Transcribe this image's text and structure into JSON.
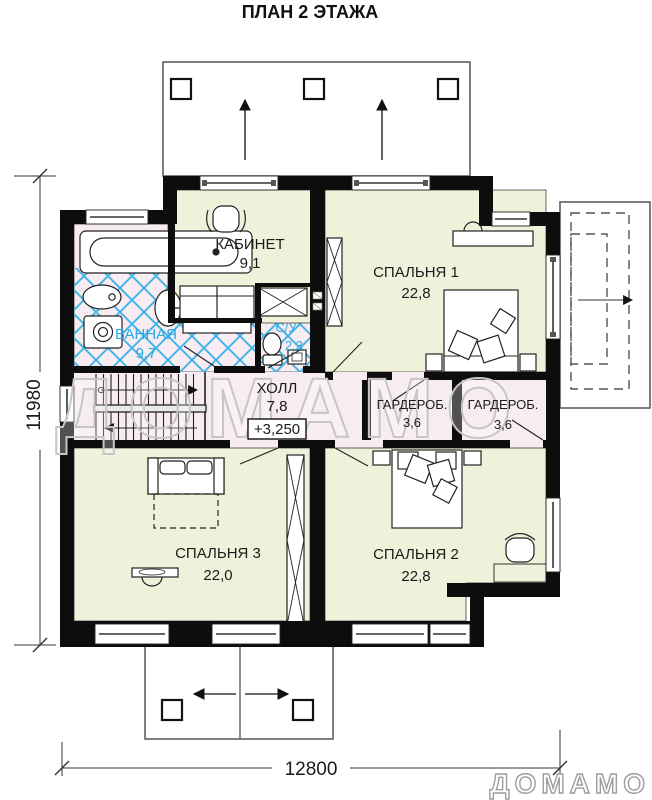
{
  "title": "ПЛАН 2 ЭТАЖА",
  "plan": {
    "rooms": [
      {
        "name": "КАБИНЕТ",
        "area": "9,1"
      },
      {
        "name": "СПАЛЬНЯ 1",
        "area": "22,8"
      },
      {
        "name": "ВАННАЯ",
        "area": "9,7"
      },
      {
        "name": "С/У",
        "area": "2,3"
      },
      {
        "name": "ХОЛЛ",
        "area": "7,8"
      },
      {
        "name": "ГАРДЕРОБ.",
        "area": "3,6"
      },
      {
        "name": "ГАРДЕРОБ.",
        "area": "3,6"
      },
      {
        "name": "СПАЛЬНЯ 3",
        "area": "22,0"
      },
      {
        "name": "СПАЛЬНЯ 2",
        "area": "22,8"
      }
    ],
    "elevation_mark": "+3,250",
    "dimensions": {
      "width_mm": "12800",
      "height_mm": "11980"
    }
  },
  "watermark": "ДОМАМО",
  "logo": "ДОМАМО",
  "colors": {
    "room_yellow": "#eff1da",
    "room_pink": "#f8ecf3",
    "tile_blue": "#45b5e7",
    "label_blue": "#2aa9e0",
    "wall_black": "#0d0d0d"
  }
}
○ ○ ○
## Exercise prompt
Your task is to retype all the entries exactly and leave out any pictures.

## Problem solution
Transcribe this image's text and structure into JSON.
{
  "title": "ПЛАН 2 ЭТАЖА",
  "plan": {
    "rooms": [
      {
        "name": "КАБИНЕТ",
        "area": "9,1"
      },
      {
        "name": "СПАЛЬНЯ 1",
        "area": "22,8"
      },
      {
        "name": "ВАННАЯ",
        "area": "9,7"
      },
      {
        "name": "С/У",
        "area": "2,3"
      },
      {
        "name": "ХОЛЛ",
        "area": "7,8"
      },
      {
        "name": "ГАРДЕРОБ.",
        "area": "3,6"
      },
      {
        "name": "ГАРДЕРОБ.",
        "area": "3,6"
      },
      {
        "name": "СПАЛЬНЯ 3",
        "area": "22,0"
      },
      {
        "name": "СПАЛЬНЯ 2",
        "area": "22,8"
      }
    ],
    "elevation_mark": "+3,250",
    "dimensions": {
      "width_mm": "12800",
      "height_mm": "11980"
    }
  },
  "watermark": "ДОМАМО",
  "logo": "ДОМАМО",
  "colors": {
    "room_yellow": "#eff1da",
    "room_pink": "#f8ecf3",
    "tile_blue": "#45b5e7",
    "label_blue": "#2aa9e0",
    "wall_black": "#0d0d0d"
  }
}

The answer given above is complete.